■ EXERCISE PROMPT ■
In the listing below, find every line with the string "legend" and pull it out.

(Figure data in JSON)
··········

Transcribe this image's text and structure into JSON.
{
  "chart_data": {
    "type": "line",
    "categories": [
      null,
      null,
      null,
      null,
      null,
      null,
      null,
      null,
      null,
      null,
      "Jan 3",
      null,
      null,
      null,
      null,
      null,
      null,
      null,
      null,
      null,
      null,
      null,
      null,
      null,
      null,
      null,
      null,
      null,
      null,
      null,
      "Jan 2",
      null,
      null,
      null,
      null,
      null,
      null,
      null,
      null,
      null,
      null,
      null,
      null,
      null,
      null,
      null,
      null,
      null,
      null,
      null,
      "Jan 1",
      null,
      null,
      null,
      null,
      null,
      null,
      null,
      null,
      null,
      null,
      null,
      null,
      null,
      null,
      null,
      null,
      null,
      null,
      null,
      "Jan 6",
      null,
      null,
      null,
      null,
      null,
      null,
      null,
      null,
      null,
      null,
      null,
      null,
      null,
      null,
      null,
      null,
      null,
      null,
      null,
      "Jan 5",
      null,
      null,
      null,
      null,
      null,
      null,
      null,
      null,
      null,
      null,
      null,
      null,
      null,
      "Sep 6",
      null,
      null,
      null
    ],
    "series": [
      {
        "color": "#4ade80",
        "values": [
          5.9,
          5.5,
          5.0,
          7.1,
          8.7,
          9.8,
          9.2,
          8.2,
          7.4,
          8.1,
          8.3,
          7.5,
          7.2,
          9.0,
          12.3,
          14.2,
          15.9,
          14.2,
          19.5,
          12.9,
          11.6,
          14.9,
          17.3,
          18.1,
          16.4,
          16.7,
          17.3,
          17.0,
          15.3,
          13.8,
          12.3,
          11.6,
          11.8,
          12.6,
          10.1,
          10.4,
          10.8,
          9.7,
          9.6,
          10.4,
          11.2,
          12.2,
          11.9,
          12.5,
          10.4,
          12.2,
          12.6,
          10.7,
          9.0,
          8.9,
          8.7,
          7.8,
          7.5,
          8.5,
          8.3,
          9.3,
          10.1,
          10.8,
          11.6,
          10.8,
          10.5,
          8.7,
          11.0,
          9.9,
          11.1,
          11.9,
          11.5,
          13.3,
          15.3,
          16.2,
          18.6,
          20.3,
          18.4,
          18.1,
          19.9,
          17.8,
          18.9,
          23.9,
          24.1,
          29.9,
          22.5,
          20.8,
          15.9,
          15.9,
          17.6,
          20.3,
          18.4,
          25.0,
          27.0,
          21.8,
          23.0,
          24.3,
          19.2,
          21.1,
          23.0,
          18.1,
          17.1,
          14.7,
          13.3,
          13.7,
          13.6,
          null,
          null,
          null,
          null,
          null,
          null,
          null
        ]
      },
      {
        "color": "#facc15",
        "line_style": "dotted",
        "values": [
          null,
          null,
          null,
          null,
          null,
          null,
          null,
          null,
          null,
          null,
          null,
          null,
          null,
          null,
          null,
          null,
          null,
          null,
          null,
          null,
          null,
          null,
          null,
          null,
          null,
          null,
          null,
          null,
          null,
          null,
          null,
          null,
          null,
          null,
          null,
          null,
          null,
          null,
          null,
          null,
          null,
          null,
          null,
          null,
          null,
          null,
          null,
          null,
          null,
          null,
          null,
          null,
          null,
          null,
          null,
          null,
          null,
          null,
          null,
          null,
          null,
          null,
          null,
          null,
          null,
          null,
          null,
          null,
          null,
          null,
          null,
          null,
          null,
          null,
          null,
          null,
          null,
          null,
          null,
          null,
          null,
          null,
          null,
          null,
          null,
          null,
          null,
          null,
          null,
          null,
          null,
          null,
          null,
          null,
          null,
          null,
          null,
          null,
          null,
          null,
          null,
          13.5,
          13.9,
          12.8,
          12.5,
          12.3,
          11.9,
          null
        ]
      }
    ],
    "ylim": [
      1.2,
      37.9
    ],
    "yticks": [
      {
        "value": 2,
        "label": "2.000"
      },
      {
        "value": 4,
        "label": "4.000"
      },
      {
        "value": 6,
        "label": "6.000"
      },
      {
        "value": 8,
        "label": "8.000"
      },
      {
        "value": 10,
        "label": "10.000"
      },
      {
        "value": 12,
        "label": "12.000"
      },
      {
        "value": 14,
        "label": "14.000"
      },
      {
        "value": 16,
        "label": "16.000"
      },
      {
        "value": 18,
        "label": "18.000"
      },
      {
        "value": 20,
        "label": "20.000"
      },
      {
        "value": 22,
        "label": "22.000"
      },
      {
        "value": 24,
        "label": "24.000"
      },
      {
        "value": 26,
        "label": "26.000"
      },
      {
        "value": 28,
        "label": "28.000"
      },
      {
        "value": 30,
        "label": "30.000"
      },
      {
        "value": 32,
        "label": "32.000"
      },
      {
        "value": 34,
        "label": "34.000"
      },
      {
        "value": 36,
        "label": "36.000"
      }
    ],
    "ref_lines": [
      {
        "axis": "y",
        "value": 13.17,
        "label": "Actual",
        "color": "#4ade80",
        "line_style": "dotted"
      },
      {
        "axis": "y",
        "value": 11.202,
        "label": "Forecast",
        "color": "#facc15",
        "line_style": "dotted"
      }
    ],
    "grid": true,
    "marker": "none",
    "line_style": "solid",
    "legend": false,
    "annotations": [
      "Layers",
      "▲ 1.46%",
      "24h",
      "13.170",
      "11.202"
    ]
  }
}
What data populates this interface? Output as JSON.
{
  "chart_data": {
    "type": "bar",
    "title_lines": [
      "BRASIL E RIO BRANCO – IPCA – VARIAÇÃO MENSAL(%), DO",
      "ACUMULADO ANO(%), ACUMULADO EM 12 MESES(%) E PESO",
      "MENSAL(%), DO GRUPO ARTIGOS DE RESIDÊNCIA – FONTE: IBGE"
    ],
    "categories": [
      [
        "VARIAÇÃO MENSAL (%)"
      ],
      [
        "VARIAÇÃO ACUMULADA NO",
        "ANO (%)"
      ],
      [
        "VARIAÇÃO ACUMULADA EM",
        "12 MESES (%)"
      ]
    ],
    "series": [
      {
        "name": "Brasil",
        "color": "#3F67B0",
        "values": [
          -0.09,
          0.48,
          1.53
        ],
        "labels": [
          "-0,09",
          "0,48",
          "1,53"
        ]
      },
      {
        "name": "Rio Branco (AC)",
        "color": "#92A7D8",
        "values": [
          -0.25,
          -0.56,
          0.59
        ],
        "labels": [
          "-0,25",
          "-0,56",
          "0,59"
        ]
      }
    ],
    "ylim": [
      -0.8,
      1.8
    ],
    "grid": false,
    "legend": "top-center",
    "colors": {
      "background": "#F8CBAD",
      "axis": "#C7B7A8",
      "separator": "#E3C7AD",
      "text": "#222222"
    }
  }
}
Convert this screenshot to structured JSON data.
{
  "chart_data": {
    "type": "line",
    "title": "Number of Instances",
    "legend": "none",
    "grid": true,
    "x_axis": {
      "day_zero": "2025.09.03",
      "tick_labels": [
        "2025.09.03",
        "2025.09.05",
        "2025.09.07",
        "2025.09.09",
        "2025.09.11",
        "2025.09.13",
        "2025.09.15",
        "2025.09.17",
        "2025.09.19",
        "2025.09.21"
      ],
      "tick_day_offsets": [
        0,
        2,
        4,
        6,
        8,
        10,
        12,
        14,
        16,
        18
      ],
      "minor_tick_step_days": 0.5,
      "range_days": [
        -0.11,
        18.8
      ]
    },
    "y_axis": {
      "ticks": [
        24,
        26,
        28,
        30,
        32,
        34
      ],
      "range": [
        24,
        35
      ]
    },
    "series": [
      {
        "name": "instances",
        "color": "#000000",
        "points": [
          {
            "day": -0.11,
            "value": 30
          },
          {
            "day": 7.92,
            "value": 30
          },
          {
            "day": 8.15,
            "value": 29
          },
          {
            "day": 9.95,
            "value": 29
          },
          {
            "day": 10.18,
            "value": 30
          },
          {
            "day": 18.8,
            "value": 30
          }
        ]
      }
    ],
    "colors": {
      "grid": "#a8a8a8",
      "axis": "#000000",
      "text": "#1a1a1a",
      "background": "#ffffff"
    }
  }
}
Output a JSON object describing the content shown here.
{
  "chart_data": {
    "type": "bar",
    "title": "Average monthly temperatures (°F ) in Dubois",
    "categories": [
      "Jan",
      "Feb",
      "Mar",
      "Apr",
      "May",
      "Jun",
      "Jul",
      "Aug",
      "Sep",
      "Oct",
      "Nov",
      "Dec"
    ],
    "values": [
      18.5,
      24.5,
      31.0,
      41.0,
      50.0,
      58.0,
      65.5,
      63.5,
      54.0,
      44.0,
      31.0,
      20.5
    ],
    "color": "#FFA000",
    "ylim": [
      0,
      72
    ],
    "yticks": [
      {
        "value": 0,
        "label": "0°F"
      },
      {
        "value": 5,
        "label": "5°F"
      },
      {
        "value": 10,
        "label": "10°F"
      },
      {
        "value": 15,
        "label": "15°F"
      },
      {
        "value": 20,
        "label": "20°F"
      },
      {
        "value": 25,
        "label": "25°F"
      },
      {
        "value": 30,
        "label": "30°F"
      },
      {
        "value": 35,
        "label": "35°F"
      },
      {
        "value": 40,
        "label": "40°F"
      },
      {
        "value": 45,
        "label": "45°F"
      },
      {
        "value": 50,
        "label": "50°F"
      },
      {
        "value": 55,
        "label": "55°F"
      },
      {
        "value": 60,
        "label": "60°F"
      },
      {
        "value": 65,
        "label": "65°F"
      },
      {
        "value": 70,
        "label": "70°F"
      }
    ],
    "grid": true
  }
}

··········

■ TASK ANSWER ■
    "legend": false,
    "legend": "top-center",
    "legend": "none",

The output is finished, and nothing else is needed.